------ Input
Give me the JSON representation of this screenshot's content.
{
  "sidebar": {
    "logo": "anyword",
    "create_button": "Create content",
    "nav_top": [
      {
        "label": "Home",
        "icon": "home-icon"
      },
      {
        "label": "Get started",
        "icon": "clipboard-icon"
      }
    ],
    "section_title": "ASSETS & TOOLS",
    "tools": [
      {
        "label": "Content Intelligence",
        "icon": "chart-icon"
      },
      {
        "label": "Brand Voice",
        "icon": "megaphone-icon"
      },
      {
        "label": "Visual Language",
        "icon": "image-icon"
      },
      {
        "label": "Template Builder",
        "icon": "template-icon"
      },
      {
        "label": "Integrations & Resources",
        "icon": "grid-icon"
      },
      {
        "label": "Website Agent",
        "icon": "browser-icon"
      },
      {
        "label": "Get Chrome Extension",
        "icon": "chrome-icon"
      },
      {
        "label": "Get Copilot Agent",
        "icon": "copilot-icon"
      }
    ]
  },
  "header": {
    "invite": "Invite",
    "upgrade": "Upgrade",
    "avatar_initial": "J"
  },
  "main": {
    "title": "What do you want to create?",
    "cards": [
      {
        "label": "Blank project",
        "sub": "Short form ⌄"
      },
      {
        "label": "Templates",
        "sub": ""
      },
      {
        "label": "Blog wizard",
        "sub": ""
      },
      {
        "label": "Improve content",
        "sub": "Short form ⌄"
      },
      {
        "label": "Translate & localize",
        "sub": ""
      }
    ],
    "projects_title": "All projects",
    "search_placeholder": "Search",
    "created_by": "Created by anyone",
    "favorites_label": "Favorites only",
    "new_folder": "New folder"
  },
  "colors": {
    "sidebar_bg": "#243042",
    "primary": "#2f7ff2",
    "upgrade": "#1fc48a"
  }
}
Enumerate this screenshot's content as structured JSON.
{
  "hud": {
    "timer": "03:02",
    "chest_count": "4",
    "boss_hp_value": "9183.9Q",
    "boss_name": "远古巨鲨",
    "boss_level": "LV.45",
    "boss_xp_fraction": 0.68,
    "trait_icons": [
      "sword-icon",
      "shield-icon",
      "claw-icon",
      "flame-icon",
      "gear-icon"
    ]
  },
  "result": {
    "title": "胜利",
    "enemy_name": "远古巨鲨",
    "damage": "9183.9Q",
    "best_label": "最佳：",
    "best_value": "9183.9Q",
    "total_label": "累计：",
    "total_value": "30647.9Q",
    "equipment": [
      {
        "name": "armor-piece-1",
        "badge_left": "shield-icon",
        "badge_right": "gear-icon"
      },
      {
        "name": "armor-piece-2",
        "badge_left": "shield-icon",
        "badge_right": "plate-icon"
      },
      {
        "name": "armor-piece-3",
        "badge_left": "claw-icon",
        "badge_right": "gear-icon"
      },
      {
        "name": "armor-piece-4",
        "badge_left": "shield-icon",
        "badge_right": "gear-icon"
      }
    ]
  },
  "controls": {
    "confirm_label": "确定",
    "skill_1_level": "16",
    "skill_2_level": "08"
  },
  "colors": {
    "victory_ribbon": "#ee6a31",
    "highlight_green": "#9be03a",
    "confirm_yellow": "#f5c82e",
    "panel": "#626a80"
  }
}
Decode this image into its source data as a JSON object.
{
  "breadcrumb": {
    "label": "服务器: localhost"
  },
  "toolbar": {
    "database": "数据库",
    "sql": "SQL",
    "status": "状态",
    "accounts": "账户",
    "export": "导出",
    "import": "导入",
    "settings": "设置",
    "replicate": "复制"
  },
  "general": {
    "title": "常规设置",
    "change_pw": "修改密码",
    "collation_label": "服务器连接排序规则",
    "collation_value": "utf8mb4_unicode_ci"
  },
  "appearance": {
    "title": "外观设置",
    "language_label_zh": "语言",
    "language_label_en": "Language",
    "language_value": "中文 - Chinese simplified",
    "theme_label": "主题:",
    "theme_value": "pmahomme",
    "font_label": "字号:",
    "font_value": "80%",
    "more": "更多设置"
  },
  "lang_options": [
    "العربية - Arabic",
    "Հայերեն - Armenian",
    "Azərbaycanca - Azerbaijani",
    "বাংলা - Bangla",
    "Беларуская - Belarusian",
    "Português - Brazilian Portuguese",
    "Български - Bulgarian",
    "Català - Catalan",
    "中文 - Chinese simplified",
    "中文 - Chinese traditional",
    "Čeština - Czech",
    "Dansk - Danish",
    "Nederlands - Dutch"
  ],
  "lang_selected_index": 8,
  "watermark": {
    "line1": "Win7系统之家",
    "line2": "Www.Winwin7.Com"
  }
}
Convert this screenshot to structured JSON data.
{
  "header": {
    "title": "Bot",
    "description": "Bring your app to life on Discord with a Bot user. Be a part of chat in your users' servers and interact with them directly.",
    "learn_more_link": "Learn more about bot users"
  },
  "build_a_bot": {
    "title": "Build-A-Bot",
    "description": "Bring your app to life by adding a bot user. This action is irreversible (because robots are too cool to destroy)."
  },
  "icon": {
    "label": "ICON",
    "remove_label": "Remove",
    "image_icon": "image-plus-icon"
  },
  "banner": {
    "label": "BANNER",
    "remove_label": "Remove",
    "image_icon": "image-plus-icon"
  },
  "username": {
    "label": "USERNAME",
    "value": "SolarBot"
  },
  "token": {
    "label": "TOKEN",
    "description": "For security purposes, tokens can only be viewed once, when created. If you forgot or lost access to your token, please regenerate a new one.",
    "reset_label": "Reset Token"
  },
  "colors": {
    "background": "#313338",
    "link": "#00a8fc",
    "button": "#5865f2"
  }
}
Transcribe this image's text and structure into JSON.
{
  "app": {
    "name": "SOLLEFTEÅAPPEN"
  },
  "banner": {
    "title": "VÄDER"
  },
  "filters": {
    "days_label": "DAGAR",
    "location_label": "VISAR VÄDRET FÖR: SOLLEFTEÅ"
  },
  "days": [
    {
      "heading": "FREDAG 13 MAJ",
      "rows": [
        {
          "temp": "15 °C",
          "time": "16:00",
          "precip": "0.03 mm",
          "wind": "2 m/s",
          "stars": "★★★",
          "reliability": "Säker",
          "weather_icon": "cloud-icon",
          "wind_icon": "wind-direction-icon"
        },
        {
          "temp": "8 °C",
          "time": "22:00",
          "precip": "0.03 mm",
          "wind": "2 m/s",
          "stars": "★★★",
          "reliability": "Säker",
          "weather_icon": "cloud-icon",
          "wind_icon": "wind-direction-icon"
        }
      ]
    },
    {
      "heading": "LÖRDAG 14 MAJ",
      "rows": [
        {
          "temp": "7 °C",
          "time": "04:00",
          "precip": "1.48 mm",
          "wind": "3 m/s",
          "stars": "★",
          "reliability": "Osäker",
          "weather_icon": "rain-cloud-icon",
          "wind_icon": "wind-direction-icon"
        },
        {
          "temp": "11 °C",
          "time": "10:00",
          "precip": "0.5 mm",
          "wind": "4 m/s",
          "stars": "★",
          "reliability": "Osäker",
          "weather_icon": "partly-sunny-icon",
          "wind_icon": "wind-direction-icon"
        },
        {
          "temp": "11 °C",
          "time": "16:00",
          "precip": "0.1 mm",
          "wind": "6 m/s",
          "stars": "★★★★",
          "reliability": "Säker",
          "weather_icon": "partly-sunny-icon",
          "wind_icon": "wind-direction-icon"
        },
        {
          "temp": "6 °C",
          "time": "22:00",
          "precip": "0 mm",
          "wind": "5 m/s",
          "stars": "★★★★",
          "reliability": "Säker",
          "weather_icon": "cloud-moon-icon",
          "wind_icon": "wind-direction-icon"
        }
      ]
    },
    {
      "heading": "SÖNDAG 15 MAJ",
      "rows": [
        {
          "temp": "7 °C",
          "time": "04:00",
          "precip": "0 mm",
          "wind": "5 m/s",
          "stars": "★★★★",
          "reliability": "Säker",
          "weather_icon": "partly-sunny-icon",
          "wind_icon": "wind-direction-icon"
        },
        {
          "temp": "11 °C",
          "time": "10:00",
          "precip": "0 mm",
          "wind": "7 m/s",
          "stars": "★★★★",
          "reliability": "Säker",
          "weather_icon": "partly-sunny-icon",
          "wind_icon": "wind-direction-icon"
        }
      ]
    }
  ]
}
------------
> _Short task_: Pick out all lines from the data above in which the word "only" appears.

> _Full answer_:
    "favorites_label": "Favorites only",
    "description": "For security purposes, tokens can only be viewed once, when created. If you forgot or lost access to your token, please regenerate a new one.",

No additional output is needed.